**SHORT PROBLEM**
Copy every line from the material below that holds "Output".

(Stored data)
════════
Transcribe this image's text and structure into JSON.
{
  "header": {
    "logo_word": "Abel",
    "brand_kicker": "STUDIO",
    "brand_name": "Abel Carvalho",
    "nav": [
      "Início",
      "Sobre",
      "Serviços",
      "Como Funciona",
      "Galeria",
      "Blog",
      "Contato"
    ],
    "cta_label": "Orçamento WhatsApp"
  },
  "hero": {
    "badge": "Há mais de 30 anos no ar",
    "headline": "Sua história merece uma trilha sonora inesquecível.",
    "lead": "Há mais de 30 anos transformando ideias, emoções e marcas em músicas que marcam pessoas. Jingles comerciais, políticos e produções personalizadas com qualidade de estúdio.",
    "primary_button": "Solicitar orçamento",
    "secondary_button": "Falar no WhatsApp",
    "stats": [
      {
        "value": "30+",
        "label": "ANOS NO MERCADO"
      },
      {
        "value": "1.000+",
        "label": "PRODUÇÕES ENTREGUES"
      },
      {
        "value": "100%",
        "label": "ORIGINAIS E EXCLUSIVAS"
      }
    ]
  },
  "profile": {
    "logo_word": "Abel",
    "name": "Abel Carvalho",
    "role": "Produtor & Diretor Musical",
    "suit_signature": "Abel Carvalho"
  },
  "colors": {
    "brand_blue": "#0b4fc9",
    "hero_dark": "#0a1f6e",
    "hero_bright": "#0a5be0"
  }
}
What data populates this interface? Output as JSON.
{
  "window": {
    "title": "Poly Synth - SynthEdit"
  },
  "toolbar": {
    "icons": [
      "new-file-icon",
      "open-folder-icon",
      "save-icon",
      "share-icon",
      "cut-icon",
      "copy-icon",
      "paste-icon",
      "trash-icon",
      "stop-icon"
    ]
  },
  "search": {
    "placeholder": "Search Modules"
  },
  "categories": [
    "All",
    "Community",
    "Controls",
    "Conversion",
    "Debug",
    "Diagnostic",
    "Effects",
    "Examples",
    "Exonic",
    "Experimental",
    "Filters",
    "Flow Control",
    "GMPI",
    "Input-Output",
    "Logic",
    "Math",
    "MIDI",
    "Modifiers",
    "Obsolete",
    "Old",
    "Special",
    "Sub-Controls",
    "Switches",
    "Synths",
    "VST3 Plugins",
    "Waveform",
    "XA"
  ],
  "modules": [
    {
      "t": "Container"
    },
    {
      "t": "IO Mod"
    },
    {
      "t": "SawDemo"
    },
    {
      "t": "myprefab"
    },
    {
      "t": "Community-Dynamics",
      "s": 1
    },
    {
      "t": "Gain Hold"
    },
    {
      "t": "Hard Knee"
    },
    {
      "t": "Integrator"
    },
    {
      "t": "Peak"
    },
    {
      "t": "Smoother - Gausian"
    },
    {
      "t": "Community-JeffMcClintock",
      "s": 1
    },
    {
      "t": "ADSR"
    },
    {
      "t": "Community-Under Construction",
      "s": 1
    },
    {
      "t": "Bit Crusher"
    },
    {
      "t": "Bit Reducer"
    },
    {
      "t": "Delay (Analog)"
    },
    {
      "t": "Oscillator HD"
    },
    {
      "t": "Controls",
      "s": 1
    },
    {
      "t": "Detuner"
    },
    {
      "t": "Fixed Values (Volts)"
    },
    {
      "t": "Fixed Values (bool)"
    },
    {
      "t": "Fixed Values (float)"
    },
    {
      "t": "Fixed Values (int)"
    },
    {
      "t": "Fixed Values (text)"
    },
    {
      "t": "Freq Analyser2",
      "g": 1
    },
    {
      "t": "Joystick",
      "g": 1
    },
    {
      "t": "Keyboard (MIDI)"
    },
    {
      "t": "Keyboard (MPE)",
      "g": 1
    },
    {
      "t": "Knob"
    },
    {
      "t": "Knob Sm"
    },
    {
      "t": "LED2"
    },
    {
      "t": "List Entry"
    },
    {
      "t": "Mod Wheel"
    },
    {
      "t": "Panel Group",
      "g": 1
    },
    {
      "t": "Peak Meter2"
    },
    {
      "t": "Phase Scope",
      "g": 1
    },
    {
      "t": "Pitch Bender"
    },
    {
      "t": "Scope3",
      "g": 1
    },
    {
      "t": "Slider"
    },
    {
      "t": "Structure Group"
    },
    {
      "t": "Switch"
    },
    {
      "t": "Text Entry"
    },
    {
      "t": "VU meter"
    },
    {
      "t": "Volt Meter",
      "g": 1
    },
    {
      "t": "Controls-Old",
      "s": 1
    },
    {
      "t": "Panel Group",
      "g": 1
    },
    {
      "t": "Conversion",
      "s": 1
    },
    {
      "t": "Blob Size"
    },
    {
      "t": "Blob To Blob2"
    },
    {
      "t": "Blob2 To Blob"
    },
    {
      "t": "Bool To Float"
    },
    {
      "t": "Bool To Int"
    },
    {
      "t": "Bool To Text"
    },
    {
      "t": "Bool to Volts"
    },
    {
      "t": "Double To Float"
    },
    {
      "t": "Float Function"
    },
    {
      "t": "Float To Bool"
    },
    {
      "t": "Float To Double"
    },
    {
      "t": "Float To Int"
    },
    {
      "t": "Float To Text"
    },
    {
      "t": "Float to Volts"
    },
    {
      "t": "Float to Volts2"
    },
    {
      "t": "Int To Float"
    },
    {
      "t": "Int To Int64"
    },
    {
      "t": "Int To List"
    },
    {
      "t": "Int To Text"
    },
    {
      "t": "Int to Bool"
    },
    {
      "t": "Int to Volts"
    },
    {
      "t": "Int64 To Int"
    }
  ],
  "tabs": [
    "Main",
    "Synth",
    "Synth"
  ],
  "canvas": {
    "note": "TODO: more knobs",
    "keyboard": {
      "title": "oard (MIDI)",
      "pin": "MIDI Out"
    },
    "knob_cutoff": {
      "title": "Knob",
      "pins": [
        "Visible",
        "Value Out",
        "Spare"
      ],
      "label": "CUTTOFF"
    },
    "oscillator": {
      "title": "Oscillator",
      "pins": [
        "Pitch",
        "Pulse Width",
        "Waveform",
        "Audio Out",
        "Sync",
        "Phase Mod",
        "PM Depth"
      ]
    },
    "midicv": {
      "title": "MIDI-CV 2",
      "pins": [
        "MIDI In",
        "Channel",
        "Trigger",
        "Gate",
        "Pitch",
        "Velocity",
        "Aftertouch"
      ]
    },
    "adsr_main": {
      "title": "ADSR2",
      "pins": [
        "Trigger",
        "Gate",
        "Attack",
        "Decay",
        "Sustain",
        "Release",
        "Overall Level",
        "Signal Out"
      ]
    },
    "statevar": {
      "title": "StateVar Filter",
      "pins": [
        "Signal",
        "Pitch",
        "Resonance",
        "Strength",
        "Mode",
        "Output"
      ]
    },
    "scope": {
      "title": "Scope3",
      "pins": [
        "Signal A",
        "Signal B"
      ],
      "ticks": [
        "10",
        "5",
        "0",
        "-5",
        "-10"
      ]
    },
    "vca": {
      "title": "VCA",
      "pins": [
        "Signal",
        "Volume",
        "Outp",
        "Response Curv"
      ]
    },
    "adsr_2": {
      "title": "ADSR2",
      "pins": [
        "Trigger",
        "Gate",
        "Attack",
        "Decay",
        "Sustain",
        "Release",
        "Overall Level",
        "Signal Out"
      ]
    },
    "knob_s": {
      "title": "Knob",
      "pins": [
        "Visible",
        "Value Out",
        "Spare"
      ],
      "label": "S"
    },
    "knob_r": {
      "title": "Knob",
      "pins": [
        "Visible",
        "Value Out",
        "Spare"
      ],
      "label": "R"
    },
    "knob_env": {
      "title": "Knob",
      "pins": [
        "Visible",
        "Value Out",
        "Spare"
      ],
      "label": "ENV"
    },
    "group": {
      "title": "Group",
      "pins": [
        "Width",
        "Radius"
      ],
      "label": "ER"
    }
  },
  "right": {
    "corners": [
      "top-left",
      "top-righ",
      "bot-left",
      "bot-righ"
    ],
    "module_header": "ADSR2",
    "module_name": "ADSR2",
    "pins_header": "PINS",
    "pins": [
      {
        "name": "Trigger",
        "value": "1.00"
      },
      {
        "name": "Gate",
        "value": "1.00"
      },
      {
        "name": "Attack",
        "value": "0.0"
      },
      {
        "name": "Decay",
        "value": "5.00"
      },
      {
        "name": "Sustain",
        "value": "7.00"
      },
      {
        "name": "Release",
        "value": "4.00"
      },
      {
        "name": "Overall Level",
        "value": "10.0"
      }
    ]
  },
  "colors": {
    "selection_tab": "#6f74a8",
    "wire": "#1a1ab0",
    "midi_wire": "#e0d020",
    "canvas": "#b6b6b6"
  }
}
════════
**FULL SOLUTION**
What data populates this interface? Output as JSON.
    "Input-Output",
        "Output"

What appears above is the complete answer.